### Set problem:
Copy out the data lines verbatim, starting with the line that contains "window-title: 1. tmux (28, 0, 862, 12)" and going on through the line that contains "terminal-line (33, 317, 545, 326)".

* * *

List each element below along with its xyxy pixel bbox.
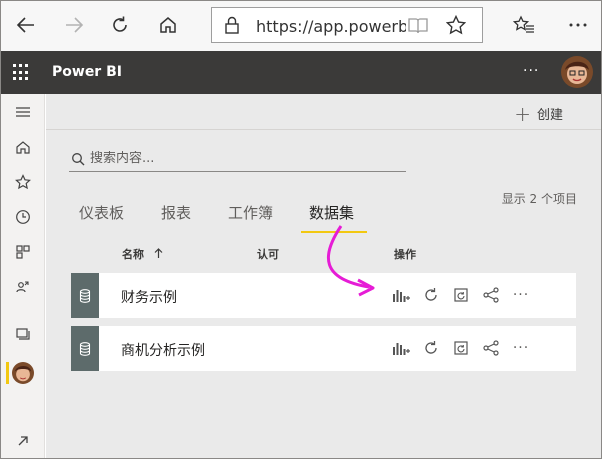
schedule-refresh-icon — [454, 341, 468, 355]
star-icon[interactable] — [446, 15, 466, 35]
header-more-button[interactable]: ··· — [523, 63, 539, 79]
home-icon — [160, 17, 176, 33]
column-header-actions: 操作 — [394, 248, 416, 261]
nav-workspaces[interactable] — [1, 319, 45, 349]
bar-chart-plus-icon — [393, 343, 410, 355]
active-tab-indicator — [301, 231, 367, 233]
search-box[interactable] — [69, 146, 406, 172]
nav-recent[interactable] — [1, 202, 45, 232]
tab-dashboards[interactable]: 仪表板 — [79, 202, 124, 223]
apps-icon — [16, 245, 30, 259]
dataset-type-icon — [71, 326, 99, 371]
table-row[interactable]: 商机分析示例 ··· — [71, 326, 576, 371]
column-header-endorsement[interactable]: 认可 — [257, 246, 279, 262]
row-actions: ··· — [391, 337, 531, 359]
bar-chart-plus-icon — [393, 290, 410, 302]
home-icon — [16, 141, 30, 154]
share-icon — [483, 287, 499, 303]
search-input[interactable] — [90, 151, 390, 166]
search-icon — [72, 152, 85, 165]
share-button[interactable] — [481, 285, 501, 305]
column-header-name[interactable]: 名称 — [122, 246, 163, 262]
row-more-options-button[interactable]: ··· — [511, 341, 531, 355]
nav-my-workspace[interactable] — [1, 358, 45, 388]
refresh-icon — [425, 288, 437, 301]
app-header: Power BI ··· — [1, 51, 601, 94]
dataset-type-icon — [71, 273, 99, 318]
create-label: 创建 — [536, 108, 563, 123]
create-report-button[interactable] — [391, 285, 411, 305]
nav-toggle[interactable] — [1, 97, 45, 127]
arrow-left-icon — [16, 17, 34, 33]
create-button[interactable]: + 创建 — [514, 101, 563, 126]
sort-ascending-icon — [154, 248, 163, 258]
settings-more-button[interactable] — [563, 10, 593, 40]
back-button[interactable] — [11, 10, 41, 40]
row-actions: ··· — [391, 284, 531, 306]
workspaces-icon — [16, 328, 30, 340]
address-bar[interactable]: https://app.powerbi.com — [211, 7, 483, 43]
table-row[interactable]: 财务示例 ··· — [71, 273, 576, 318]
create-report-button[interactable] — [391, 338, 411, 358]
shared-with-me-icon — [16, 281, 29, 293]
arrow-up-right-icon — [18, 436, 28, 446]
nav-rail — [1, 94, 45, 458]
favorites-list-icon — [513, 15, 534, 33]
refresh-icon — [113, 16, 127, 32]
more-horizontal-icon — [569, 23, 587, 27]
dataset-name[interactable]: 商机分析示例 — [121, 340, 205, 360]
refresh-button[interactable] — [105, 10, 135, 40]
row-more-options-button[interactable]: ··· — [511, 288, 531, 302]
share-button[interactable] — [481, 338, 501, 358]
tab-datasets[interactable]: 数据集 — [309, 202, 354, 223]
dataset-name[interactable]: 财务示例 — [121, 287, 177, 307]
plus-icon: + — [514, 101, 531, 126]
user-avatar[interactable] — [561, 56, 593, 88]
user-photo-icon — [561, 56, 593, 88]
nav-get-data[interactable] — [1, 426, 45, 456]
screenshot-frame: https://app.powerbi.com Power BI ··· — [0, 0, 602, 459]
column-name-label: 名称 — [122, 248, 144, 261]
nav-favorites[interactable] — [1, 167, 45, 197]
lock-icon — [225, 16, 239, 34]
main-content: + 创建 显示 2 个项目 仪表板 报表 工作簿 数据集 名称 认可 操作 财务… — [46, 94, 601, 458]
tab-workbooks[interactable]: 工作簿 — [228, 202, 273, 223]
database-icon — [79, 288, 91, 303]
reading-view-icon[interactable] — [408, 17, 428, 35]
refresh-now-button[interactable] — [421, 285, 441, 305]
schedule-refresh-button[interactable] — [451, 285, 471, 305]
forward-button[interactable] — [59, 10, 89, 40]
nav-apps[interactable] — [1, 237, 45, 267]
clock-icon — [16, 210, 30, 224]
tab-reports[interactable]: 报表 — [161, 202, 191, 223]
arrow-right-icon — [66, 17, 84, 33]
favorites-button[interactable] — [509, 10, 539, 40]
refresh-icon — [425, 341, 437, 354]
app-launcher-icon[interactable] — [13, 64, 30, 81]
url-text: https://app.powerbi.com — [256, 17, 406, 36]
star-icon — [15, 174, 31, 190]
database-icon — [79, 341, 91, 356]
app-title: Power BI — [52, 64, 122, 80]
schedule-refresh-button[interactable] — [451, 338, 471, 358]
refresh-now-button[interactable] — [421, 338, 441, 358]
home-button[interactable] — [153, 10, 183, 40]
hamburger-icon — [16, 107, 30, 117]
my-workspace-avatar — [12, 362, 34, 384]
toolbar-divider — [46, 129, 601, 130]
item-count: 显示 2 个项目 — [501, 192, 577, 206]
share-icon — [483, 340, 499, 356]
schedule-refresh-icon — [454, 288, 468, 302]
nav-home[interactable] — [1, 132, 45, 162]
nav-shared[interactable] — [1, 272, 45, 302]
user-photo-icon — [12, 362, 34, 384]
browser-toolbar: https://app.powerbi.com — [1, 1, 601, 51]
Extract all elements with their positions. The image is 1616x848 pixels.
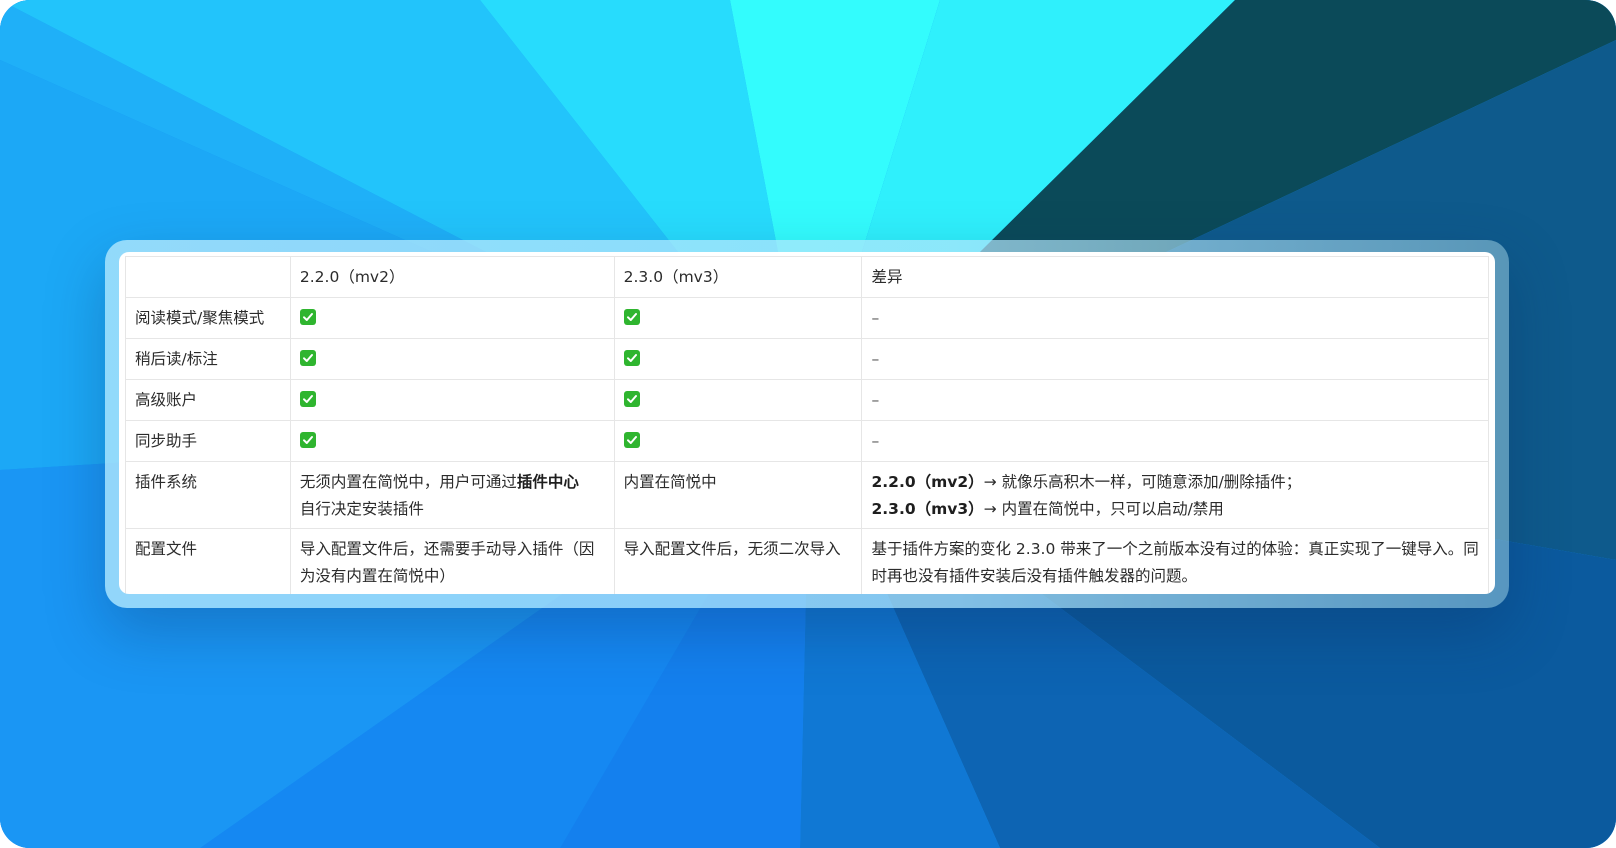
mv3-cell	[613, 297, 863, 339]
diff-line2-text: → 内置在简悦中，只可以启动/禁用	[983, 500, 1224, 518]
diff-line2-version: 2.3.0（mv3）	[871, 500, 984, 518]
mv2-cell: 无须内置在简悦中，用户可通过插件中心自行决定安装插件	[289, 461, 615, 529]
check-mark-icon	[623, 350, 640, 366]
mv2-cell	[289, 338, 615, 380]
table-row-config-file: 配置文件 导入配置文件后，还需要手动导入插件（因为没有内置在简悦中） 导入配置文…	[125, 528, 1489, 594]
feature-cell: 阅读模式/聚焦模式	[125, 297, 291, 339]
feature-cell: 配置文件	[125, 528, 291, 594]
check-mark-icon	[299, 309, 316, 325]
comparison-table: 2.2.0（mv2） 2.3.0（mv3） 差异 阅读模式/聚焦模式 – 稍后读…	[125, 256, 1489, 594]
feature-cell: 高级账户	[125, 379, 291, 421]
check-mark-icon	[299, 391, 316, 407]
check-mark-icon	[623, 432, 640, 448]
table-row: 稍后读/标注 –	[125, 338, 1489, 380]
check-mark-icon	[623, 309, 640, 325]
header-cell-mv2: 2.2.0（mv2）	[289, 256, 615, 298]
diff-cell: 2.2.0（mv2）→ 就像乐高积木一样，可随意添加/删除插件； 2.3.0（mv…	[861, 461, 1489, 529]
diff-cell: –	[861, 379, 1489, 421]
diff-cell: 基于插件方案的变化 2.3.0 带来了一个之前版本没有过的体验：真正实现了一键导…	[861, 528, 1489, 594]
mv3-cell	[613, 338, 863, 380]
feature-cell: 插件系统	[125, 461, 291, 529]
check-mark-icon	[299, 350, 316, 366]
diff-cell: –	[861, 338, 1489, 380]
mv2-cell	[289, 379, 615, 421]
header-cell-diff: 差异	[861, 256, 1489, 298]
mv2-cell: 导入配置文件后，还需要手动导入插件（因为没有内置在简悦中）	[289, 528, 615, 594]
background-canvas: 2.2.0（mv2） 2.3.0（mv3） 差异 阅读模式/聚焦模式 – 稍后读…	[0, 0, 1616, 848]
header-cell-mv3: 2.3.0（mv3）	[613, 256, 863, 298]
diff-line1-version: 2.2.0（mv2）	[871, 473, 984, 491]
table-header-row: 2.2.0（mv2） 2.3.0（mv3） 差异	[125, 256, 1489, 298]
mv2-cell	[289, 420, 615, 462]
check-mark-icon	[299, 432, 316, 448]
comparison-table-container: 2.2.0（mv2） 2.3.0（mv3） 差异 阅读模式/聚焦模式 – 稍后读…	[119, 252, 1495, 594]
mv3-cell: 内置在简悦中	[613, 461, 863, 529]
feature-cell: 稍后读/标注	[125, 338, 291, 380]
table-row: 阅读模式/聚焦模式 –	[125, 297, 1489, 339]
mv2-cell	[289, 297, 615, 339]
diff-cell: –	[861, 297, 1489, 339]
diff-cell: –	[861, 420, 1489, 462]
table-row: 同步助手 –	[125, 420, 1489, 462]
mv3-cell	[613, 379, 863, 421]
mv3-cell	[613, 420, 863, 462]
mv2-text-prefix: 无须内置在简悦中，用户可通过	[299, 473, 517, 491]
table-card: 2.2.0（mv2） 2.3.0（mv3） 差异 阅读模式/聚焦模式 – 稍后读…	[105, 240, 1509, 608]
mv3-cell: 导入配置文件后，无须二次导入	[613, 528, 863, 594]
header-cell-empty	[125, 256, 291, 298]
table-row-plugin-system: 插件系统 无须内置在简悦中，用户可通过插件中心自行决定安装插件 内置在简悦中 2…	[125, 461, 1489, 529]
plugin-center-bold: 插件中心	[516, 473, 579, 491]
check-mark-icon	[623, 391, 640, 407]
table-row: 高级账户 –	[125, 379, 1489, 421]
feature-cell: 同步助手	[125, 420, 291, 462]
mv2-text-suffix: 自行决定安装插件	[299, 500, 424, 518]
diff-line1-text: → 就像乐高积木一样，可随意添加/删除插件；	[983, 473, 1302, 491]
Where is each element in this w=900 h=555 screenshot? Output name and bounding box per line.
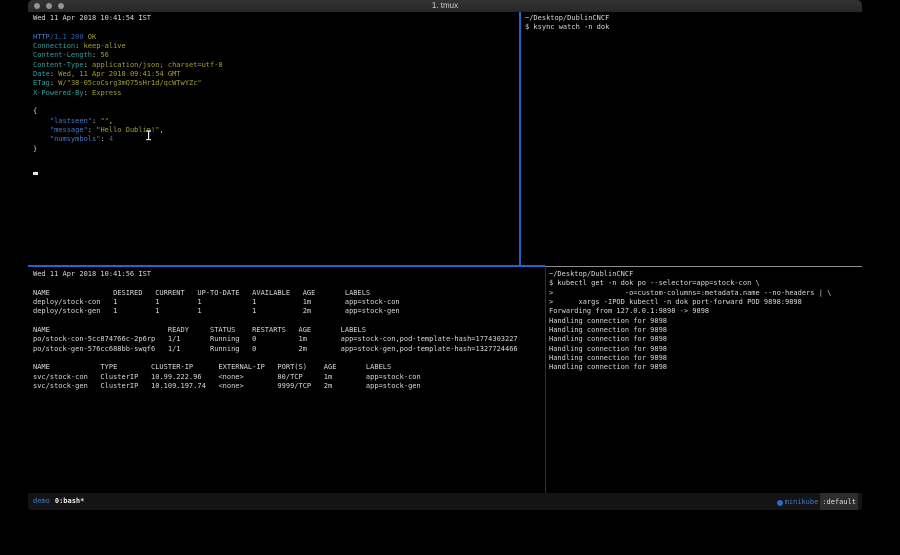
window-title: 1. tmux (28, 0, 862, 12)
window-tab-bash[interactable]: 0:bash* (55, 497, 85, 505)
terminal-line: po/stock-con-5cc874766c-2p6rp 1/1 Runnin… (33, 335, 545, 344)
terminal-line: $ kubectl get -n dok po --selector=app=s… (549, 279, 862, 288)
terminal-line: { (33, 107, 519, 116)
terminal-line: Connection: keep-alive (33, 42, 519, 51)
terminal-line: "numsymbols": 4 (33, 135, 519, 144)
terminal-line: HTTP/1.1 200 OK (33, 33, 519, 42)
terminal-line (33, 354, 545, 363)
terminal-line: X-Powered-By: Express (33, 89, 519, 98)
tmux-session: Wed 11 Apr 2018 10:41:54 IST HTTP/1.1 20… (28, 12, 862, 510)
pane-ksync-watch[interactable]: ~/Desktop/DublinCNCF$ ksync watch -n dok (521, 12, 862, 265)
terminal-line (33, 317, 545, 326)
terminal-line: $ ksync watch -n dok (525, 23, 862, 32)
terminal-line: "lastseen": "", (33, 117, 519, 126)
pane-http-response[interactable]: Wed 11 Apr 2018 10:41:54 IST HTTP/1.1 20… (28, 12, 519, 265)
terminal-line: Wed 11 Apr 2018 10:41:56 IST (33, 270, 545, 279)
terminal-line: Wed 11 Apr 2018 10:41:54 IST (33, 14, 519, 23)
terminal-line: > -o=custom-columns=:metadata.name --no-… (549, 289, 862, 298)
terminal-line: Date: Wed, 11 Apr 2018 09:41:54 GMT (33, 70, 519, 79)
terminal-window: 1. tmux Wed 11 Apr 2018 10:41:54 IST HTT… (28, 0, 862, 510)
terminal-line: Content-Type: application/json; charset=… (33, 61, 519, 70)
terminal-line: } (33, 145, 519, 154)
terminal-line: ~/Desktop/DublinCNCF (525, 14, 862, 23)
terminal-line: ~/Desktop/DublinCNCF (549, 270, 862, 279)
pane-divider-vertical[interactable] (545, 267, 546, 493)
pane-divider-vertical-active[interactable] (519, 12, 521, 266)
terminal-line: Forwarding from 127.0.0.1:9898 -> 9898 (549, 307, 862, 316)
terminal-line: NAME DESIRED CURRENT UP-TO-DATE AVAILABL… (33, 289, 545, 298)
session-name: demo (33, 497, 50, 505)
pane-divider-horizontal[interactable] (545, 266, 862, 267)
pane-kubectl-get[interactable]: Wed 11 Apr 2018 10:41:56 IST NAME DESIRE… (28, 267, 545, 493)
window-titlebar: 1. tmux (28, 0, 862, 12)
status-left: demo 0:bash* (33, 493, 84, 510)
tmux-status-bar: demo 0:bash* minikube:default (28, 493, 862, 510)
terminal-line: Content-Length: 56 (33, 51, 519, 60)
terminal-block-cursor (33, 172, 38, 175)
status-right: minikube:default (777, 493, 858, 510)
terminal-line: Handling connection for 9898 (549, 326, 862, 335)
pane-port-forward[interactable]: ~/Desktop/DublinCNCF$ kubectl get -n dok… (546, 267, 862, 493)
terminal-line: Handling connection for 9898 (549, 335, 862, 344)
kube-context: minikube (785, 494, 819, 510)
pane-divider-horizontal-active[interactable] (28, 265, 545, 267)
terminal-line: Handling connection for 9898 (549, 317, 862, 326)
kubernetes-helm-icon (777, 500, 783, 506)
text-cursor-pointer-icon (145, 126, 153, 145)
terminal-line: ETag: W/"38-05coCsrg3mQ75sHr1d/qcWTwYZc" (33, 79, 519, 88)
terminal-line: Handling connection for 9898 (549, 363, 862, 372)
terminal-line: "message": "Hello Dublin!", (33, 126, 519, 135)
terminal-line: deploy/stock-con 1 1 1 1 1m app=stock-co… (33, 298, 545, 307)
kube-namespace: :default (820, 493, 858, 510)
terminal-line: svc/stock-gen ClusterIP 10.109.197.74 <n… (33, 382, 545, 391)
terminal-line (33, 23, 519, 32)
terminal-line: NAME READY STATUS RESTARTS AGE LABELS (33, 326, 545, 335)
terminal-line: svc/stock-con ClusterIP 10.99.222.96 <no… (33, 373, 545, 382)
terminal-line: po/stock-gen-576cc688bb-swqf6 1/1 Runnin… (33, 345, 545, 354)
terminal-line: Handling connection for 9898 (549, 354, 862, 363)
terminal-line (33, 279, 545, 288)
terminal-line (33, 98, 519, 107)
terminal-line: > xargs -IPOD kubectl -n dok port-forwar… (549, 298, 862, 307)
terminal-line: deploy/stock-gen 1 1 1 1 2m app=stock-ge… (33, 307, 545, 316)
terminal-line: NAME TYPE CLUSTER-IP EXTERNAL-IP PORT(S)… (33, 363, 545, 372)
terminal-line: Handling connection for 9898 (549, 345, 862, 354)
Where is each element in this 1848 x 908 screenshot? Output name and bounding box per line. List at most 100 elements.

* * *

### Result of this task:
window-title: 1. tmux (28, 0, 862, 12)
window-tab-bash[interactable]: 0:bash* (55, 497, 85, 505)
terminal-line: po/stock-con-5cc874766c-2p6rp 1/1 Runnin… (33, 335, 545, 344)
terminal-line: $ kubectl get -n dok po --selector=app=s… (549, 279, 862, 288)
terminal-line: { (33, 107, 519, 116)
terminal-line: Connection: keep-alive (33, 42, 519, 51)
terminal-line: "numsymbols": 4 (33, 135, 519, 144)
terminal-line: HTTP/1.1 200 OK (33, 33, 519, 42)
terminal-line (33, 354, 545, 363)
terminal-line: X-Powered-By: Express (33, 89, 519, 98)
tmux-session: Wed 11 Apr 2018 10:41:54 IST HTTP/1.1 20… (28, 12, 862, 510)
pane-ksync-watch[interactable]: ~/Desktop/DublinCNCF$ ksync watch -n dok (521, 12, 862, 265)
terminal-line (33, 317, 545, 326)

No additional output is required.